WHAT THIS TASK INVOLVES: A faithful transcription of all the records is required.

DATA:
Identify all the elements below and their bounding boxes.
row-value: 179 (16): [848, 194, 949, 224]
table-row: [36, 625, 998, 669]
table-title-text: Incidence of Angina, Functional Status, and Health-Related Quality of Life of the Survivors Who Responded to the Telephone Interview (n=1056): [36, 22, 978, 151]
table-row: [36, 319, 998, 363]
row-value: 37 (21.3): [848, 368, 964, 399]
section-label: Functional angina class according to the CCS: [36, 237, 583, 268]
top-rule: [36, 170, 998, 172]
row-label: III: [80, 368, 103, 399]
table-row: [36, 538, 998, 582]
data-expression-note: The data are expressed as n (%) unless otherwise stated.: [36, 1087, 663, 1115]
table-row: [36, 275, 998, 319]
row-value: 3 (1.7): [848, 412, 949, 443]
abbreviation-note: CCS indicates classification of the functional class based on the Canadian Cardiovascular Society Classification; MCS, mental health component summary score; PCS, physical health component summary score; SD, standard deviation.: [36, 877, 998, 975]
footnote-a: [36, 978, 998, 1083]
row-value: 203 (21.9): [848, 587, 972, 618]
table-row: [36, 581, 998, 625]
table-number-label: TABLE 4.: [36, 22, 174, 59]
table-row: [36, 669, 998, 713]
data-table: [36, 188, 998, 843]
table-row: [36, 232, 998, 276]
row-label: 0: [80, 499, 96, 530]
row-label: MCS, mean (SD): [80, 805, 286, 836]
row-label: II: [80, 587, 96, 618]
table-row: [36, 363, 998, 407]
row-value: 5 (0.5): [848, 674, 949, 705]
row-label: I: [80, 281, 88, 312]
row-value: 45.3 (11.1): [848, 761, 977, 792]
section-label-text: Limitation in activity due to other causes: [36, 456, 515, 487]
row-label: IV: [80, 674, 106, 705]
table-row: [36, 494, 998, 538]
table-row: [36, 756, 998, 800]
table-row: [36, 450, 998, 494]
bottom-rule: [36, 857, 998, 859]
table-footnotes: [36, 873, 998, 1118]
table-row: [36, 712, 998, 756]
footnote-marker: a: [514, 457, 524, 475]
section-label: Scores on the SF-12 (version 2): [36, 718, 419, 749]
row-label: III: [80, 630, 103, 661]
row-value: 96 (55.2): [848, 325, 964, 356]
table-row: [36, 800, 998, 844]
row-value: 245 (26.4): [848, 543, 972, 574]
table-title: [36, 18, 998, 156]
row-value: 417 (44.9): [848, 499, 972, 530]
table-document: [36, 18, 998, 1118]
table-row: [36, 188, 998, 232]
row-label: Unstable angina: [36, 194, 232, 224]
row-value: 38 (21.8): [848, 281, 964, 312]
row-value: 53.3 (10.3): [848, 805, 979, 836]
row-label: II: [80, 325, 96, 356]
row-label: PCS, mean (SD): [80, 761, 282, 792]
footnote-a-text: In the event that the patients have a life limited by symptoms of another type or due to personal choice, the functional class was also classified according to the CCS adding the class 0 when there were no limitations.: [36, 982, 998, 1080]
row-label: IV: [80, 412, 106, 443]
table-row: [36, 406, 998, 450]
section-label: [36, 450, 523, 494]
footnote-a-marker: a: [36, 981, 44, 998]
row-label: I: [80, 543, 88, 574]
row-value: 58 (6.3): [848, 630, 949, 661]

ANSWER TO THIS TASK:
Identify all the elements below and their bounding boxes.
row-value: 179 (16): [848, 194, 949, 224]
table-row: [36, 625, 998, 669]
table-title-text: Incidence of Angina, Functional Status, and Health-Related Quality of Life of the Survivors Who Responded to the Telephone Interview (n=1056): [36, 22, 978, 151]
table-row: [36, 319, 998, 363]
row-value: 37 (21.3): [848, 368, 964, 399]
section-label: Functional angina class according to the CCS: [36, 237, 583, 268]
top-rule: [36, 170, 998, 172]
row-label: III: [80, 368, 103, 399]
table-row: [36, 538, 998, 582]
data-expression-note: The data are expressed as n (%) unless otherwise stated.: [36, 1087, 663, 1115]
table-row: [36, 275, 998, 319]
row-value: 3 (1.7): [848, 412, 949, 443]
abbreviation-note: CCS indicates classification of the functional class based on the Canadian Cardiovascular Society Classification; MCS, mental health component summary score; PCS, physical health component summary score; SD, standard deviation.: [36, 877, 998, 975]
footnote-a: [36, 978, 998, 1083]
row-value: 203 (21.9): [848, 587, 972, 618]
table-row: [36, 581, 998, 625]
table-number-label: TABLE 4.: [36, 22, 174, 59]
table-row: [36, 669, 998, 713]
data-table: [36, 188, 998, 843]
table-row: [36, 232, 998, 276]
row-label: 0: [80, 499, 96, 530]
row-label: MCS, mean (SD): [80, 805, 286, 836]
row-label: II: [80, 587, 96, 618]
table-row: [36, 363, 998, 407]
row-value: 5 (0.5): [848, 674, 949, 705]
row-label: I: [80, 281, 88, 312]
row-value: 45.3 (11.1): [848, 761, 977, 792]
section-label-text: Limitation in activity due to other causes: [36, 456, 515, 487]
row-label: IV: [80, 674, 106, 705]
table-row: [36, 494, 998, 538]
table-row: [36, 756, 998, 800]
table-row: [36, 450, 998, 494]
bottom-rule: [36, 857, 998, 859]
table-footnotes: [36, 873, 998, 1118]
table-row: [36, 712, 998, 756]
footnote-marker: a: [514, 457, 524, 475]
section-label: Scores on the SF-12 (version 2): [36, 718, 419, 749]
row-label: III: [80, 630, 103, 661]
row-value: 96 (55.2): [848, 325, 964, 356]
table-row: [36, 800, 998, 844]
row-value: 245 (26.4): [848, 543, 972, 574]
table-title: [36, 18, 998, 156]
row-value: 417 (44.9): [848, 499, 972, 530]
table-document: [36, 18, 998, 1118]
table-row: [36, 188, 998, 232]
row-label: Unstable angina: [36, 194, 232, 224]
row-value: 38 (21.8): [848, 281, 964, 312]
row-value: 53.3 (10.3): [848, 805, 979, 836]
row-label: II: [80, 325, 96, 356]
row-label: PCS, mean (SD): [80, 761, 282, 792]
footnote-a-text: In the event that the patients have a life limited by symptoms of another type or due to personal choice, the functional class was also classified according to the CCS adding the class 0 when there were no limitations.: [36, 982, 998, 1080]
row-label: IV: [80, 412, 106, 443]
table-row: [36, 406, 998, 450]
section-label: [36, 450, 523, 494]
footnote-a-marker: a: [36, 981, 44, 998]
row-label: I: [80, 543, 88, 574]
row-value: 58 (6.3): [848, 630, 949, 661]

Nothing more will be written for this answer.